— REQUIRED TASKS —
1/ In the miRNA-93 article, shorten the paragraph that begins "MiRNAs are endogenous noncoding RNA molecules" into a bulleted list that keeps its main facts.
2/ Revise a passage of the miRNA-93 article: begin at the words "1. Introduction" and stop after "2, 3, 4, 5, 6.". Replace "robustness" with "reliability" throughout.
3/ Pick up the miRNA-93 article at the point where it stops and write the next paragraph of its introduction.

— EXERCISE TEXT —
Ultrasensitive SPR detection of miRNA‐93 using antibody‐enhanced and enzymatic signal amplification

Stefan Schmieder; Janek Weißpflog; Norbert Danz; Max Hübner; Simone Kreth; Udo Klotzbach; Frank Sonntag

doi:10.1002/elsc.201700104

. 2017 Sep 25;17(12):1264–1270. doi: 10.1002/elsc.201700104

Ultrasensitive SPR detection of miRNA‐93 using antibody‐enhanced and enzymatic signal amplification

Stefan Schmieder ¹, Janek Weißpflog ¹, Norbert Danz ², Max Hübner ^3,⁴, Simone Kreth ^3,⁴, Udo Klotzbach ¹, Frank Sonntag ^1,^✉

PMCID: PMC6999304 PMID: 32624754

Abstract

MiRNAs are endogenous noncoding RNA molecules. They play important gene‐regulatory roles by binding to the mRNA of target genes thereby leading to either transcript degradation or translational repression. In virtually all diseases, distinct alterations of miRNA expression profiles have been found thus suggesting miRNAs as interesting biomarkers. Here, we present an SPR biosensor that utilizes disposable, injection‐molded sensor chip/microfluidic hybrids combined with a lateral imaging optical system for parallel analysis of three one‐dimensional spot arrays to detect miRNA‐93. To increase the sensitivity of the biosensor we used two different amplification strategies. By adding an RNA‐DNA‐hybrid antibody for primary signal amplification, a limit of detection of 10 pmol/L was achieved. Based on that method we demonstrate the detection of miRNA‐93 in total RNA lysate from HEK‐293 cells. Utilizing an enzymatic signal amplification with Poly(A) polymerase, the sensitivity could be increased even further leading to a limit of detection of 1 fmol/L.

Keywords: Biochip, miRNA, Molecular diagnostics, SPR, Surface plasmon resonance

Abbreviations

DNA: deoxyribonucleic acid
LNA: locked nucleic acid
miRNA: micro ribonucleic acid
PCR: polymerase chain reaction
RNA: ribonucleic acid
RT‐PCR: real‐time polymerase chain reaction
SPR: Surface Plasmon Resonance

1. Introduction

In the past decades, optical sensing approaches have been developed intensively because of their ability for fast, multiplexed detection. Besides methods exploiting e.g. fluorescent labels, label‐free sensors feature the detection of biomolecules in their native form and offer to obtain kinetic information as well. Integrated interferometers, waveguides, resonator and reflection based devices 1 have been established. Because of its high sensitivity and robustness along with a rather simple sensor set‐up consisting of a thin metal layer only, Surface Plasmon Resonance (SPR) has been established as the standard method in label‐free optical detection schemes 2, 3, 4, 5, 6.

— GIVEN ENTRIES —
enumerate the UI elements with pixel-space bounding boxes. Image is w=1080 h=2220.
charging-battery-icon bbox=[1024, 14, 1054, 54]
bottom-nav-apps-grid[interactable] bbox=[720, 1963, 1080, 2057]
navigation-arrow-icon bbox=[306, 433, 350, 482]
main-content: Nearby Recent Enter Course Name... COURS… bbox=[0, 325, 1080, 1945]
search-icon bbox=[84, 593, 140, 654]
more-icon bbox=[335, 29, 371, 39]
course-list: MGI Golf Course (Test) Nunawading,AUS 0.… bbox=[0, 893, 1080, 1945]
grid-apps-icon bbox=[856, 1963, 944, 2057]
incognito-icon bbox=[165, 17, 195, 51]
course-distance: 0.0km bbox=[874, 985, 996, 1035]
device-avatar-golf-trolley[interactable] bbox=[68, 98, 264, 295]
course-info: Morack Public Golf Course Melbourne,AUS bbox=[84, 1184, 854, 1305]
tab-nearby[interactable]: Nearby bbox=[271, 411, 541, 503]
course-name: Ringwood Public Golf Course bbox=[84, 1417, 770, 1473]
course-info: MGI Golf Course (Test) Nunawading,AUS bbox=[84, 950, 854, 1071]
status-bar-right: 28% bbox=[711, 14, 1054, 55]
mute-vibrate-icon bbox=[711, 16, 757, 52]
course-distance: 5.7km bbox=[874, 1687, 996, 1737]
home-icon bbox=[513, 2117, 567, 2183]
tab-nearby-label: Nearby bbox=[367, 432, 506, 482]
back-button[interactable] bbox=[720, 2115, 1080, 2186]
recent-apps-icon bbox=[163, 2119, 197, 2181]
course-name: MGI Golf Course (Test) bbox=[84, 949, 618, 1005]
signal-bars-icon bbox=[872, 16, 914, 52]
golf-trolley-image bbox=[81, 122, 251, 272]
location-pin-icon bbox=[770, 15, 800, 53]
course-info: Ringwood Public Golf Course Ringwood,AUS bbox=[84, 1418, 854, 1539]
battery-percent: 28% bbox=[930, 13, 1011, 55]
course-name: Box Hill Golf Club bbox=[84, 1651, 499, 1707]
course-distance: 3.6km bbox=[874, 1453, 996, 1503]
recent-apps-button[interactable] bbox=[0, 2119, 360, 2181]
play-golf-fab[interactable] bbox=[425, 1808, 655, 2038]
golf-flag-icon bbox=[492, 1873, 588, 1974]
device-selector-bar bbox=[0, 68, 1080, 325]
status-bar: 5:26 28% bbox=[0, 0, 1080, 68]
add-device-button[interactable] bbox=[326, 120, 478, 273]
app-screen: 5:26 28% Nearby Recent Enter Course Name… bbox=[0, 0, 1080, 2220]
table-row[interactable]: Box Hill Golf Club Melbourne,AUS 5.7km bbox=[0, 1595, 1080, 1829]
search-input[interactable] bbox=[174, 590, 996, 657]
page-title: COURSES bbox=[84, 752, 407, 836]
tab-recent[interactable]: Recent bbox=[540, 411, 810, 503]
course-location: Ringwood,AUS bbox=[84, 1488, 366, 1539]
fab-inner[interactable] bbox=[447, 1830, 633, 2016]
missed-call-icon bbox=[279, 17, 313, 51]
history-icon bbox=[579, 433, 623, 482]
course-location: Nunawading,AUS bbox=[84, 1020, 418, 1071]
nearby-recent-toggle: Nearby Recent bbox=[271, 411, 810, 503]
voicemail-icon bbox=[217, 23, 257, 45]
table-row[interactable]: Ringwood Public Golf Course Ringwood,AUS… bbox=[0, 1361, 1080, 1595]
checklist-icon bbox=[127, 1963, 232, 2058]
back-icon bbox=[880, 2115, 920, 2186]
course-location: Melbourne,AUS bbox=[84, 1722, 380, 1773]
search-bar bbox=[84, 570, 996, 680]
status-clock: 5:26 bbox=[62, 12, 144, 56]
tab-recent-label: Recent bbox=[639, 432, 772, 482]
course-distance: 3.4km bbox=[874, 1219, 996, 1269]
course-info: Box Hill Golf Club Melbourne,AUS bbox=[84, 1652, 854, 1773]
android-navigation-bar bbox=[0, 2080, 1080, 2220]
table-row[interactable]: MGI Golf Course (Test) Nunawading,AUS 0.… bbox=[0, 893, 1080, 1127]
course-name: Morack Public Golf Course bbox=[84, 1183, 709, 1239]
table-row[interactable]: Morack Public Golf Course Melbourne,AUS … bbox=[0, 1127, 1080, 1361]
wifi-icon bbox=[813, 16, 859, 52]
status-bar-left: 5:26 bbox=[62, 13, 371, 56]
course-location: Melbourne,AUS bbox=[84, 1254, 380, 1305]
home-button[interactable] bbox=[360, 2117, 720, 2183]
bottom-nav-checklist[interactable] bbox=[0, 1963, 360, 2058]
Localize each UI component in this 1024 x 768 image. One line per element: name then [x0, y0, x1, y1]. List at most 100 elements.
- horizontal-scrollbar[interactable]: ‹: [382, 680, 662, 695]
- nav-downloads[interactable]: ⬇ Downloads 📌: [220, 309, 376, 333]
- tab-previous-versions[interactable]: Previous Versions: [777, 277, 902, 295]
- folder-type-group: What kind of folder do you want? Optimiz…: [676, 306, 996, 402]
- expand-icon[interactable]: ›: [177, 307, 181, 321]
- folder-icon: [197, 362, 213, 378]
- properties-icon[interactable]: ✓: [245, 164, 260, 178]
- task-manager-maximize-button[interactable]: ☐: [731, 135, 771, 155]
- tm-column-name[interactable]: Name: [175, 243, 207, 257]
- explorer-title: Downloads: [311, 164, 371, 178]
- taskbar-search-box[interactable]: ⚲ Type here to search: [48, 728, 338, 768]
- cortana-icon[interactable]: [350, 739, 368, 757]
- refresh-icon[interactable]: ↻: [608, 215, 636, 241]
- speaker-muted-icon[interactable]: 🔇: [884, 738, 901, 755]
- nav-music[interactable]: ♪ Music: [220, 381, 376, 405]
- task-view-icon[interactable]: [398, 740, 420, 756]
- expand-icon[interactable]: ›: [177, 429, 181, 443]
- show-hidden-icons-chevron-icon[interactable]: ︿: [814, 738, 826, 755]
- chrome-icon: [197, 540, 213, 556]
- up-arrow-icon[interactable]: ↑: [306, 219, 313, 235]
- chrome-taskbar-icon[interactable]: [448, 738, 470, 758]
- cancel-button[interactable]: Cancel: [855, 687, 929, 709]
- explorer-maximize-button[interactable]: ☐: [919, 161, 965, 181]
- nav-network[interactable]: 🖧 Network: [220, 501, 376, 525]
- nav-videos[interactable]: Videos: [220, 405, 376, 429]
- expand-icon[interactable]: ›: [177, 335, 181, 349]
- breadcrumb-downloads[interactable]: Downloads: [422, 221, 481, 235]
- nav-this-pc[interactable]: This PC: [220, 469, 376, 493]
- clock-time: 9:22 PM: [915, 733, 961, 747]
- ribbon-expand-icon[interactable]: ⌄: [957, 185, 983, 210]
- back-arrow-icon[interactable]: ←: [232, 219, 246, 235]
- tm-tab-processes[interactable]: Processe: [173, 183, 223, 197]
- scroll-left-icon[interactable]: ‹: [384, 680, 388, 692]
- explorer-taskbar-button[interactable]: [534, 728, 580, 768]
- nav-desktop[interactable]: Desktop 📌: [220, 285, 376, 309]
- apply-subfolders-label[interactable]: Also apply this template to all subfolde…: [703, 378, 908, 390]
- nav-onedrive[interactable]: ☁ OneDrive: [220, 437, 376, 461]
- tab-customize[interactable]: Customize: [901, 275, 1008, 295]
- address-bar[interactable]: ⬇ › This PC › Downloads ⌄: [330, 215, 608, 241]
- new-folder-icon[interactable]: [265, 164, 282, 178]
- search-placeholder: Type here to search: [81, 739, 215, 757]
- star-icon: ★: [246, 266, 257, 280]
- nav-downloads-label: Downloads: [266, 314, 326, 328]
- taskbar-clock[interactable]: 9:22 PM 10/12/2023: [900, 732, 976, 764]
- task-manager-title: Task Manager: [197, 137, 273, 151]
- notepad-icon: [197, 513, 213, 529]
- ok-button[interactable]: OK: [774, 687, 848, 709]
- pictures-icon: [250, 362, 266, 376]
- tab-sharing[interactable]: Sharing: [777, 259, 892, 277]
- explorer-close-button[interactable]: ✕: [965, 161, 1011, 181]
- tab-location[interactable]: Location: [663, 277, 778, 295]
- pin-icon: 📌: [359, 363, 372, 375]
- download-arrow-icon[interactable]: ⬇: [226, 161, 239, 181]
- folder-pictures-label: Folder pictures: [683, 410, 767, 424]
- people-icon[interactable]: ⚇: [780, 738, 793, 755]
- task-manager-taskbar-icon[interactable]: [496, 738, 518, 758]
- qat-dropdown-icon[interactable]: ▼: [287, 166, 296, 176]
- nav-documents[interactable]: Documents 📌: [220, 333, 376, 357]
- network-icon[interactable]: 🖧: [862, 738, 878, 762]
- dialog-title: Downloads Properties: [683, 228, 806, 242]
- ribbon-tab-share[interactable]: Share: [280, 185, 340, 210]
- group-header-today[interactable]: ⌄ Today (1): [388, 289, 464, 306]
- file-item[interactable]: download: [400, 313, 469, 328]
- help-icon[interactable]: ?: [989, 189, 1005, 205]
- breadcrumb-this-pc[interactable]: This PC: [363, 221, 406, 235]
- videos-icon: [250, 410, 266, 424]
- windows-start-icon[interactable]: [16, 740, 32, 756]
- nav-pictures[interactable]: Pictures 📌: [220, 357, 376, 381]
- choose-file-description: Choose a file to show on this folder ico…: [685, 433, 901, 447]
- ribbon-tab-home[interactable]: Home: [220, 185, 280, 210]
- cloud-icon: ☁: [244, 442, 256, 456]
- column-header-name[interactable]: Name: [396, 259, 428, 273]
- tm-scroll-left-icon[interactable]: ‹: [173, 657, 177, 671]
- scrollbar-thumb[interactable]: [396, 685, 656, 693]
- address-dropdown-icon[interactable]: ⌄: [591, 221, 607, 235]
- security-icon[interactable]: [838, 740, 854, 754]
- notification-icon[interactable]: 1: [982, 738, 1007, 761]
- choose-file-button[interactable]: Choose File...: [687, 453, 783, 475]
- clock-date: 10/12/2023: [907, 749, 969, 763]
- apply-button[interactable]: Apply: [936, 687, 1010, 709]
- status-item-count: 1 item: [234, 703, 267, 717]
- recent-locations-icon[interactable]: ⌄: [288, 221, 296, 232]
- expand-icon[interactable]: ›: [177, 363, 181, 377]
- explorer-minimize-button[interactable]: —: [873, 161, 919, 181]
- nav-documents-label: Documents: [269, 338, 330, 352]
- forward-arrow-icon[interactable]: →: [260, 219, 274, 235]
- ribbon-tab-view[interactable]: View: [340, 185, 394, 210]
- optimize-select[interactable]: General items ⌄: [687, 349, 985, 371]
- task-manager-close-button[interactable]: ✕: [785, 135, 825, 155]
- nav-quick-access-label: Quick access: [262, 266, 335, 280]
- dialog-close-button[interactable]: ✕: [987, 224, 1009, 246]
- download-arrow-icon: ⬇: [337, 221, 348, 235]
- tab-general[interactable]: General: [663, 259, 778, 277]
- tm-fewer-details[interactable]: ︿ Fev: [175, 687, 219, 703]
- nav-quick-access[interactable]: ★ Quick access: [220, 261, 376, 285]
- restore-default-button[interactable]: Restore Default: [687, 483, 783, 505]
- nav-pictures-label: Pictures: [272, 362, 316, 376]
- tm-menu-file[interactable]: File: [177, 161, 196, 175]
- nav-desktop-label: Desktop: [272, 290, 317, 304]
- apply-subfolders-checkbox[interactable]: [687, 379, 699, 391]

— RESPONSES PER TASK —
1/
- MiRNAs are endogenous noncoding RNA molecules that regulate genes by binding target mRNA, causing transcript degradation or translational repression.
- Distinct changes in miRNA expression profiles occur in virtually all diseases, which makes miRNAs interesting biomarkers.
- The authors present an SPR biosensor for detecting miRNA-93. It uses disposable, injection-molded sensor chip/microfluidic hybrids and a lateral imaging optical system that analyzes three one-dimensional spot arrays in parallel.
- Two amplification strategies raised its sensitivity:
  - An RNA-DNA-hybrid antibody gave a limit of detection of 10 pmol/L. This method also detected miRNA-93 in total RNA lysate from HEK-293 cells.
  - Enzymatic amplification with Poly(A) polymerase lowered the limit of detection to 1 fmol/L.

2/
1. Introduction

In the past decades, optical sensing approaches have been developed intensively because of their ability for fast, multiplexed detection. Besides methods exploiting e.g. fluorescent labels, label‐free sensors feature the detection of biomolecules in their native form and offer to obtain kinetic information as well. Integrated interferometers, waveguides, resonator and reflection based devices 1 have been established. Because of its high sensitivity and reliability along with a rather simple sensor set‐up consisting of a thin metal layer only, Surface Plasmon Resonance (SPR) has been established as the standard method in label‐free optical detection schemes 2, 3, 4, 5, 6.

3/
Recently SPR was also used for the detection of miRNAs 7, 8. These endogenous, noncoding RNA molecules reduce the expression of target genes by binding to the untranslated region of their mRNAs thereby inducing either transcript degradation or translational repression. Therefore, miRNAs are important regulation molecules of virtually all biological functions, and alterations of miRNA expression profiles lead to disturbances of the cellular homeostasis 9, 10, 11. Dysregulated miRNA signaling pathways have been found in many diseases, particularly in oncological 12, 13, 14, 15, cardiovascular 16, 17, neurological 18, 19, 20 or immunological disorders 21, 22. Specific disease patterns are associated with distinctive miRNA expression profiles, qualifying miRNAs as excellent diagnostic markers 23, 24. Furthermore, there are also attempts to use miRNA as therapeutic agents 25, 26 or for reprogramming immune responses 27. Thus, the development of diagnostic and therapeutic strategies based on miRNAs is a rapidly expanding field in biomedical research.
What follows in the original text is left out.